#### Data tied to figure images
#####

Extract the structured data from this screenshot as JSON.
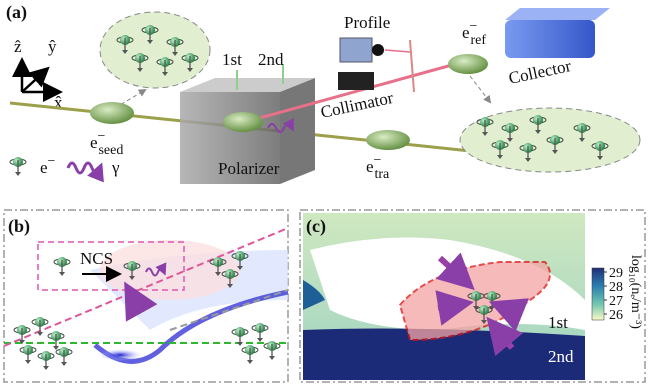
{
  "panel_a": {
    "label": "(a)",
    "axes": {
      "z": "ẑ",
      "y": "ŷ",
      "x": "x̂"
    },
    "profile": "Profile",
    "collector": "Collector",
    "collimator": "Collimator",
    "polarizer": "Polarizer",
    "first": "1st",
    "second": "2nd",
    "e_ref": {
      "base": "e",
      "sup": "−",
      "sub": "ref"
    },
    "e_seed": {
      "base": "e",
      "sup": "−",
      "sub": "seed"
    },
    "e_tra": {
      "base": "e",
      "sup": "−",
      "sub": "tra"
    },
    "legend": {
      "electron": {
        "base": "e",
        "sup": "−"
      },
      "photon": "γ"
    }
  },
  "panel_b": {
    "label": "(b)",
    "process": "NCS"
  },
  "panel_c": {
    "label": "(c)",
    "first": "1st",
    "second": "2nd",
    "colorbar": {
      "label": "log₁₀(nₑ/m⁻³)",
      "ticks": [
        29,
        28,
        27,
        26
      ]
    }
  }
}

#####

#### Instruction
Transcribe the whole listing, character for character, but not its images.

#### Exercise result
Extract the structured data from this screenshot as JSON.
{
  "panel_a": {
    "label": "(a)",
    "axes": {
      "z": "ẑ",
      "y": "ŷ",
      "x": "x̂"
    },
    "profile": "Profile",
    "collector": "Collector",
    "collimator": "Collimator",
    "polarizer": "Polarizer",
    "first": "1st",
    "second": "2nd",
    "e_ref": {
      "base": "e",
      "sup": "−",
      "sub": "ref"
    },
    "e_seed": {
      "base": "e",
      "sup": "−",
      "sub": "seed"
    },
    "e_tra": {
      "base": "e",
      "sup": "−",
      "sub": "tra"
    },
    "legend": {
      "electron": {
        "base": "e",
        "sup": "−"
      },
      "photon": "γ"
    }
  },
  "panel_b": {
    "label": "(b)",
    "process": "NCS"
  },
  "panel_c": {
    "label": "(c)",
    "first": "1st",
    "second": "2nd",
    "colorbar": {
      "label": "log₁₀(nₑ/m⁻³)",
      "ticks": [
        29,
        28,
        27,
        26
      ]
    }
  }
}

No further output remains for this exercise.